#### [RECORD EXTRACTS]
►

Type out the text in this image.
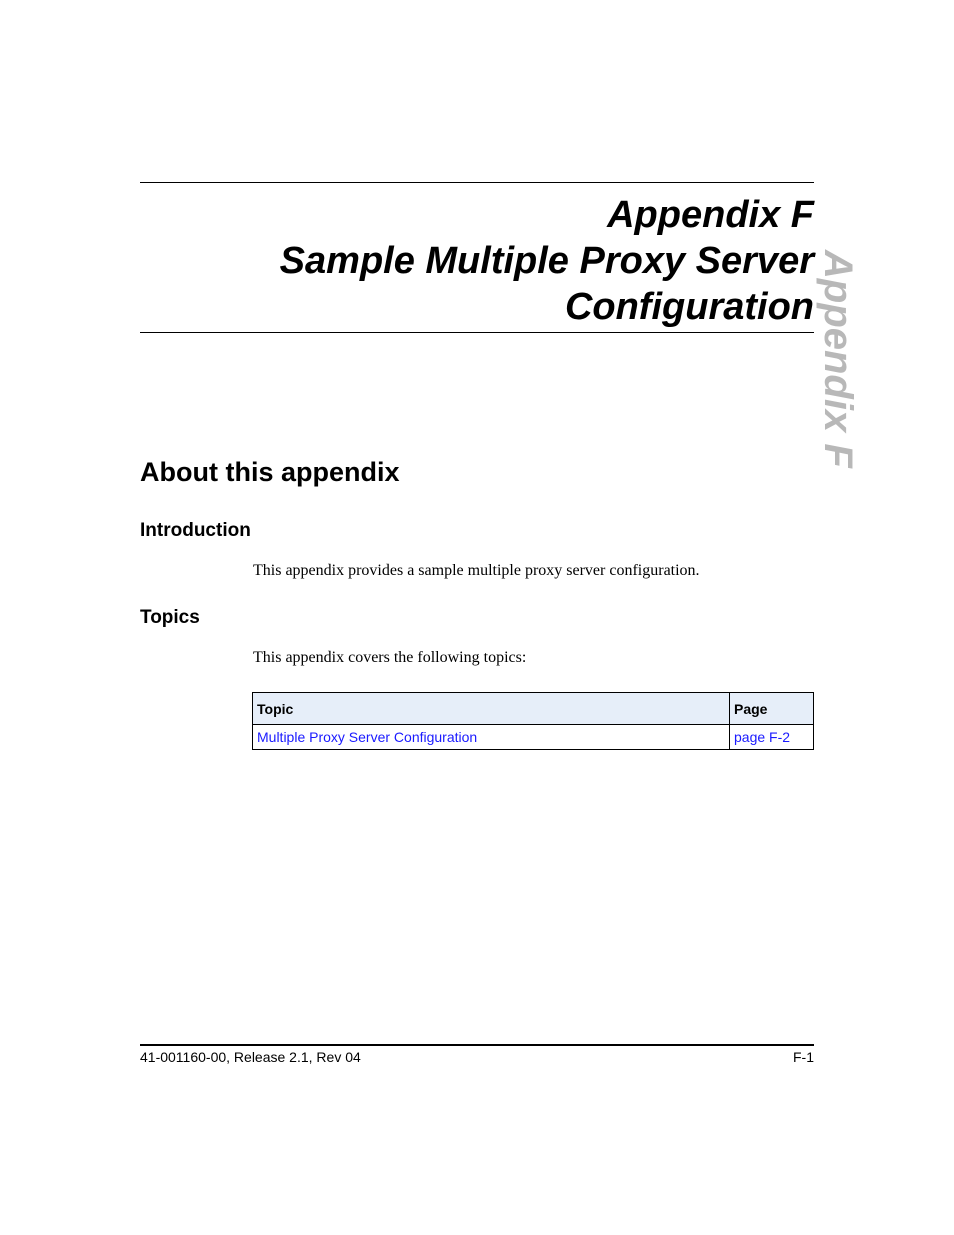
Appendix F
Sample Multiple Proxy Server
Configuration Appendix F
About this appendix
Introduction

This appendix provides a sample multiple proxy server configuration.

Topics

This appendix covers the following topics:

Topic	Page
Multiple Proxy Server Configuration	page F-2
41-001160-00, Release 2.1, Rev 04	F-1
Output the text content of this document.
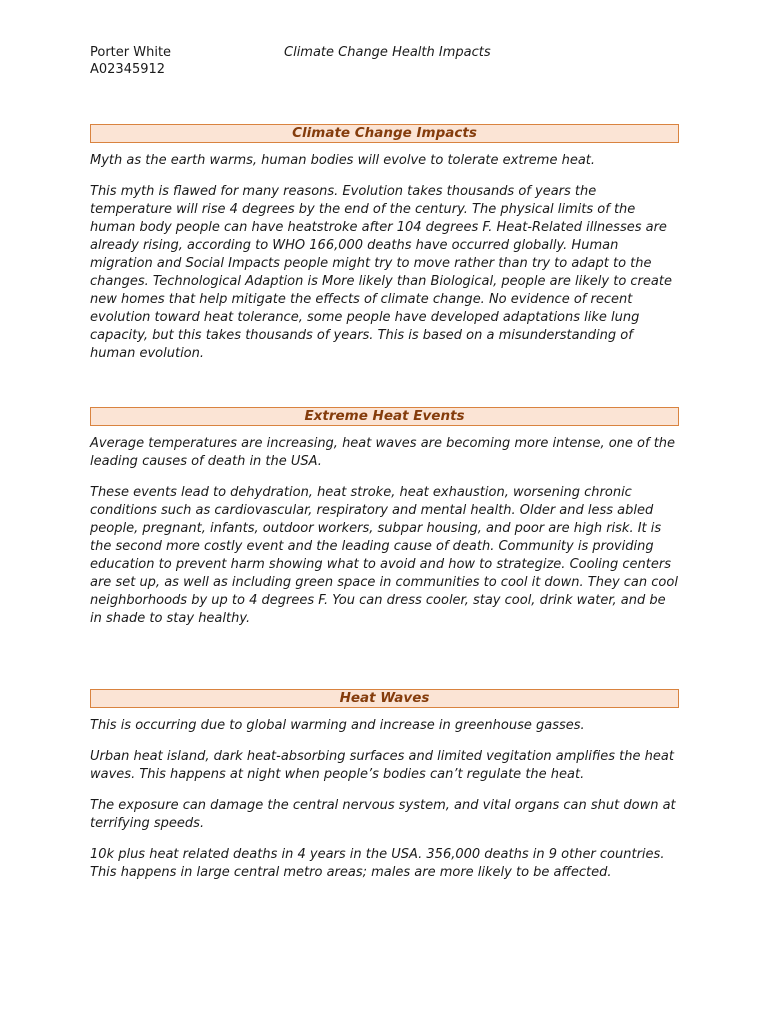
Porter White
A02345912
Climate Change Health Impacts
Climate Change Impacts

Myth as the earth warms, human bodies will evolve to tolerate extreme heat.

This myth is flawed for many reasons. Evolution takes thousands of years the temperature will rise 4 degrees by the end of the century. The physical limits of the human body people can have heatstroke after 104 degrees F. Heat-Related illnesses are already rising, according to WHO 166,000 deaths have occurred globally. Human migration and Social Impacts people might try to move rather than try to adapt to the changes. Technological Adaption is More likely than Biological, people are likely to create new homes that help mitigate the effects of climate change. No evidence of recent evolution toward heat tolerance, some people have developed adaptations like lung capacity, but this takes thousands of years. This is based on a misunderstanding of human evolution.

Extreme Heat Events

Average temperatures are increasing, heat waves are becoming more intense, one of the leading causes of death in the USA.

These events lead to dehydration, heat stroke, heat exhaustion, worsening chronic conditions such as cardiovascular, respiratory and mental health. Older and less abled people, pregnant, infants, outdoor workers, subpar housing, and poor are high risk. It is the second more costly event and the leading cause of death. Community is providing education to prevent harm showing what to avoid and how to strategize. Cooling centers are set up, as well as including green space in communities to cool it down. They can cool neighborhoods by up to 4 degrees F. You can dress cooler, stay cool, drink water, and be in shade to stay healthy.

Heat Waves

This is occurring due to global warming and increase in greenhouse gasses.

Urban heat island, dark heat-absorbing surfaces and limited vegitation amplifies the heat waves. This happens at night when people’s bodies can’t regulate the heat.

The exposure can damage the central nervous system, and vital organs can shut down at terrifying speeds.

10k plus heat related deaths in 4 years in the USA. 356,000 deaths in 9 other countries. This happens in large central metro areas; males are more likely to be affected.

◄

#### [DIRECTION]
Pull out all lines in the data above that include "central".

#### [FINAL ANSWER]
The exposure can damage the central nervous system, and vital organs can shut down at terrifying speeds.
10k plus heat related deaths in 4 years in the USA. 356,000 deaths in 9 other countries. This happens in large central metro areas; males are more likely to be affected.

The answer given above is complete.